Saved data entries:
----------------------------------------
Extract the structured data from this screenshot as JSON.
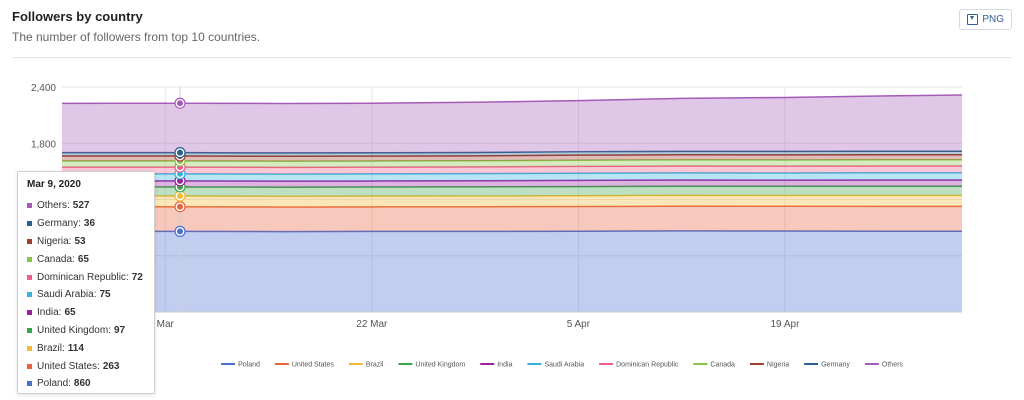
{
  "header": {
    "title": "Followers by country",
    "subtitle": "The number of followers from top 10 countries.",
    "png_label": "PNG"
  },
  "chart_data": {
    "type": "area",
    "stacked": true,
    "ylim": [
      0,
      2400
    ],
    "yticks": [
      {
        "value": 2400,
        "label": "2,400"
      },
      {
        "value": 1800,
        "label": "1,800"
      }
    ],
    "xlim": [
      "2020-03-01",
      "2020-05-01"
    ],
    "xticks": [
      {
        "date": "2020-03-08",
        "label": "Mar"
      },
      {
        "date": "2020-03-22",
        "label": "22 Mar"
      },
      {
        "date": "2020-04-05",
        "label": "5 Apr"
      },
      {
        "date": "2020-04-19",
        "label": "19 Apr"
      }
    ],
    "x": [
      "2020-03-01",
      "2020-03-09",
      "2020-03-16",
      "2020-03-22",
      "2020-03-29",
      "2020-04-05",
      "2020-04-12",
      "2020-04-19",
      "2020-04-26",
      "2020-05-01"
    ],
    "series": [
      {
        "name": "Poland",
        "color": "#4a6fcf",
        "values": [
          860,
          860,
          858,
          860,
          860,
          862,
          865,
          864,
          862,
          862
        ]
      },
      {
        "name": "United States",
        "color": "#e8623a",
        "values": [
          263,
          263,
          262,
          262,
          263,
          263,
          264,
          264,
          265,
          265
        ]
      },
      {
        "name": "Brazil",
        "color": "#f5b938",
        "values": [
          114,
          114,
          114,
          114,
          114,
          115,
          115,
          115,
          116,
          116
        ]
      },
      {
        "name": "United Kingdom",
        "color": "#3aa54a",
        "values": [
          97,
          97,
          97,
          97,
          98,
          98,
          98,
          98,
          99,
          99
        ]
      },
      {
        "name": "India",
        "color": "#9b1fa0",
        "values": [
          65,
          65,
          65,
          65,
          65,
          66,
          66,
          66,
          66,
          66
        ]
      },
      {
        "name": "Saudi Arabia",
        "color": "#34b5e0",
        "values": [
          75,
          75,
          75,
          75,
          76,
          76,
          76,
          76,
          77,
          77
        ]
      },
      {
        "name": "Dominican Republic",
        "color": "#ef5d8a",
        "values": [
          72,
          72,
          72,
          72,
          72,
          73,
          73,
          73,
          73,
          73
        ]
      },
      {
        "name": "Canada",
        "color": "#8bc34a",
        "values": [
          65,
          65,
          65,
          65,
          65,
          66,
          66,
          66,
          66,
          66
        ]
      },
      {
        "name": "Nigeria",
        "color": "#a33d2e",
        "values": [
          53,
          53,
          53,
          53,
          53,
          54,
          54,
          54,
          54,
          54
        ]
      },
      {
        "name": "Germany",
        "color": "#2c5f8a",
        "values": [
          36,
          36,
          36,
          36,
          36,
          37,
          37,
          37,
          37,
          37
        ]
      },
      {
        "name": "Others",
        "color": "#a45cb8",
        "values": [
          525,
          527,
          527,
          528,
          535,
          545,
          565,
          575,
          590,
          600
        ]
      }
    ],
    "grid": true,
    "legend": "bottom"
  },
  "tooltip": {
    "date": "Mar 9, 2020",
    "hover_x": "2020-03-09",
    "rows": [
      {
        "name": "Others",
        "value": "527",
        "color": "#a45cb8"
      },
      {
        "name": "Germany",
        "value": "36",
        "color": "#2c5f8a"
      },
      {
        "name": "Nigeria",
        "value": "53",
        "color": "#a33d2e"
      },
      {
        "name": "Canada",
        "value": "65",
        "color": "#8bc34a"
      },
      {
        "name": "Dominican Republic",
        "value": "72",
        "color": "#ef5d8a"
      },
      {
        "name": "Saudi Arabia",
        "value": "75",
        "color": "#34b5e0"
      },
      {
        "name": "India",
        "value": "65",
        "color": "#9b1fa0"
      },
      {
        "name": "United Kingdom",
        "value": "97",
        "color": "#3aa54a"
      },
      {
        "name": "Brazil",
        "value": "114",
        "color": "#f5b938"
      },
      {
        "name": "United States",
        "value": "263",
        "color": "#e8623a"
      },
      {
        "name": "Poland",
        "value": "860",
        "color": "#4a6fcf"
      }
    ]
  }
}
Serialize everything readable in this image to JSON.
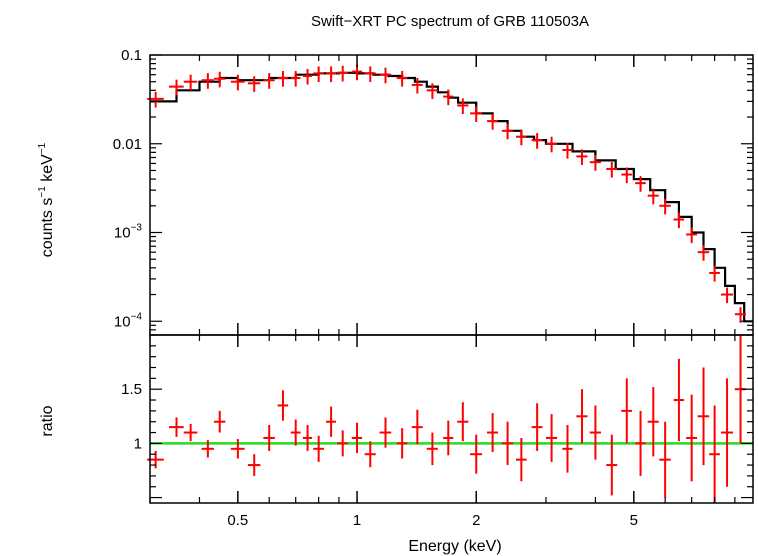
{
  "chart_data": [
    {
      "type": "scatter",
      "title": "Swift−XRT PC spectrum of GRB 110503A",
      "xlabel": "",
      "ylabel_parts": {
        "a": "counts s",
        "a_sup": "−1",
        "b": " keV",
        "b_sup": "−1"
      },
      "xscale": "log",
      "yscale": "log",
      "xlim": [
        0.3,
        10.0
      ],
      "ylim": [
        7e-05,
        0.1
      ],
      "grid": false,
      "y_tick_labels": [
        {
          "value": 0.1,
          "text": "0.1"
        },
        {
          "value": 0.01,
          "text": "0.01"
        },
        {
          "value": 0.001,
          "base": "10",
          "exp": "−3"
        },
        {
          "value": 0.0001,
          "base": "10",
          "exp": "−4"
        }
      ],
      "colors": {
        "data": "#ff0000",
        "model": "#000000"
      },
      "series": [
        {
          "role": "data",
          "x": [
            0.31,
            0.35,
            0.38,
            0.42,
            0.45,
            0.5,
            0.55,
            0.6,
            0.65,
            0.7,
            0.75,
            0.8,
            0.86,
            0.92,
            1.0,
            1.08,
            1.18,
            1.3,
            1.42,
            1.55,
            1.7,
            1.85,
            2.0,
            2.2,
            2.4,
            2.6,
            2.85,
            3.1,
            3.4,
            3.7,
            4.0,
            4.4,
            4.8,
            5.2,
            5.6,
            6.0,
            6.5,
            7.0,
            7.5,
            8.0,
            8.6,
            9.3
          ],
          "y": [
            0.032,
            0.044,
            0.05,
            0.052,
            0.054,
            0.05,
            0.048,
            0.052,
            0.055,
            0.055,
            0.058,
            0.062,
            0.062,
            0.063,
            0.065,
            0.062,
            0.06,
            0.055,
            0.046,
            0.04,
            0.034,
            0.027,
            0.022,
            0.018,
            0.014,
            0.012,
            0.011,
            0.01,
            0.0085,
            0.0072,
            0.0062,
            0.0052,
            0.0045,
            0.0036,
            0.0026,
            0.002,
            0.0014,
            0.00095,
            0.0006,
            0.00035,
            0.0002,
            0.00012
          ],
          "xerr": [
            0.015,
            0.015,
            0.015,
            0.015,
            0.015,
            0.02,
            0.02,
            0.02,
            0.02,
            0.02,
            0.02,
            0.025,
            0.025,
            0.03,
            0.03,
            0.035,
            0.04,
            0.04,
            0.045,
            0.05,
            0.05,
            0.06,
            0.07,
            0.07,
            0.08,
            0.08,
            0.09,
            0.1,
            0.1,
            0.12,
            0.13,
            0.14,
            0.15,
            0.16,
            0.18,
            0.2,
            0.2,
            0.22,
            0.25,
            0.25,
            0.3,
            0.3
          ],
          "yerr_frac": 0.2
        },
        {
          "role": "model",
          "x": [
            0.3,
            0.35,
            0.4,
            0.45,
            0.5,
            0.6,
            0.7,
            0.8,
            0.9,
            1.0,
            1.1,
            1.2,
            1.3,
            1.4,
            1.5,
            1.6,
            1.7,
            1.8,
            2.0,
            2.2,
            2.4,
            2.6,
            2.8,
            3.0,
            3.5,
            4.0,
            4.5,
            5.0,
            5.5,
            6.0,
            6.5,
            7.0,
            7.5,
            8.0,
            8.5,
            9.0,
            9.5,
            10.0
          ],
          "y": [
            0.03,
            0.04,
            0.05,
            0.055,
            0.052,
            0.055,
            0.06,
            0.062,
            0.063,
            0.062,
            0.06,
            0.058,
            0.055,
            0.05,
            0.044,
            0.038,
            0.033,
            0.029,
            0.022,
            0.018,
            0.014,
            0.012,
            0.011,
            0.01,
            0.0082,
            0.0065,
            0.0052,
            0.004,
            0.003,
            0.0022,
            0.0015,
            0.001,
            0.00065,
            0.0004,
            0.00025,
            0.00016,
            0.0001,
            7e-05
          ]
        }
      ]
    },
    {
      "type": "scatter",
      "title": "",
      "xlabel": "Energy (keV)",
      "ylabel": "ratio",
      "xscale": "log",
      "xlim": [
        0.3,
        10.0
      ],
      "ylim": [
        0.45,
        2.0
      ],
      "grid": false,
      "x_tick_labels": [
        {
          "value": 0.5,
          "text": "0.5"
        },
        {
          "value": 1,
          "text": "1"
        },
        {
          "value": 2,
          "text": "2"
        },
        {
          "value": 5,
          "text": "5"
        }
      ],
      "y_tick_labels": [
        {
          "value": 1.5,
          "text": "1.5"
        },
        {
          "value": 1,
          "text": "1"
        }
      ],
      "reference_line": {
        "y": 1.0,
        "color": "#22dd22"
      },
      "colors": {
        "data": "#ff0000"
      },
      "series": [
        {
          "role": "ratio",
          "x": [
            0.31,
            0.35,
            0.38,
            0.42,
            0.45,
            0.5,
            0.55,
            0.6,
            0.65,
            0.7,
            0.75,
            0.8,
            0.86,
            0.92,
            1.0,
            1.08,
            1.18,
            1.3,
            1.42,
            1.55,
            1.7,
            1.85,
            2.0,
            2.2,
            2.4,
            2.6,
            2.85,
            3.1,
            3.4,
            3.7,
            4.0,
            4.4,
            4.8,
            5.2,
            5.6,
            6.0,
            6.5,
            7.0,
            7.5,
            8.0,
            8.6,
            9.3
          ],
          "y": [
            0.85,
            1.15,
            1.1,
            0.95,
            1.2,
            0.95,
            0.8,
            1.05,
            1.35,
            1.1,
            1.05,
            0.95,
            1.2,
            1.0,
            1.05,
            0.9,
            1.1,
            1.0,
            1.15,
            0.95,
            1.05,
            1.2,
            0.9,
            1.1,
            1.0,
            0.85,
            1.15,
            1.05,
            0.95,
            1.25,
            1.1,
            0.8,
            1.3,
            1.0,
            1.2,
            0.85,
            1.4,
            1.05,
            1.25,
            0.9,
            1.1,
            1.5
          ],
          "xerr": [
            0.015,
            0.015,
            0.015,
            0.015,
            0.015,
            0.02,
            0.02,
            0.02,
            0.02,
            0.02,
            0.02,
            0.025,
            0.025,
            0.03,
            0.03,
            0.035,
            0.04,
            0.04,
            0.045,
            0.05,
            0.05,
            0.06,
            0.07,
            0.07,
            0.08,
            0.08,
            0.09,
            0.1,
            0.1,
            0.12,
            0.13,
            0.14,
            0.15,
            0.16,
            0.18,
            0.2,
            0.2,
            0.22,
            0.25,
            0.25,
            0.3,
            0.3
          ],
          "yerr": [
            0.08,
            0.09,
            0.08,
            0.08,
            0.1,
            0.09,
            0.1,
            0.12,
            0.14,
            0.12,
            0.12,
            0.12,
            0.14,
            0.12,
            0.14,
            0.12,
            0.14,
            0.14,
            0.16,
            0.15,
            0.16,
            0.18,
            0.18,
            0.18,
            0.2,
            0.2,
            0.22,
            0.22,
            0.22,
            0.25,
            0.25,
            0.28,
            0.3,
            0.3,
            0.32,
            0.35,
            0.38,
            0.4,
            0.45,
            0.45,
            0.5,
            0.5
          ]
        }
      ]
    }
  ]
}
----------------------------------------
_STATED PROBLEM_: How many lines in the records above contain the word "this"? Reply with the number and nothing more.

_EXERCISE RESPONSE_: 2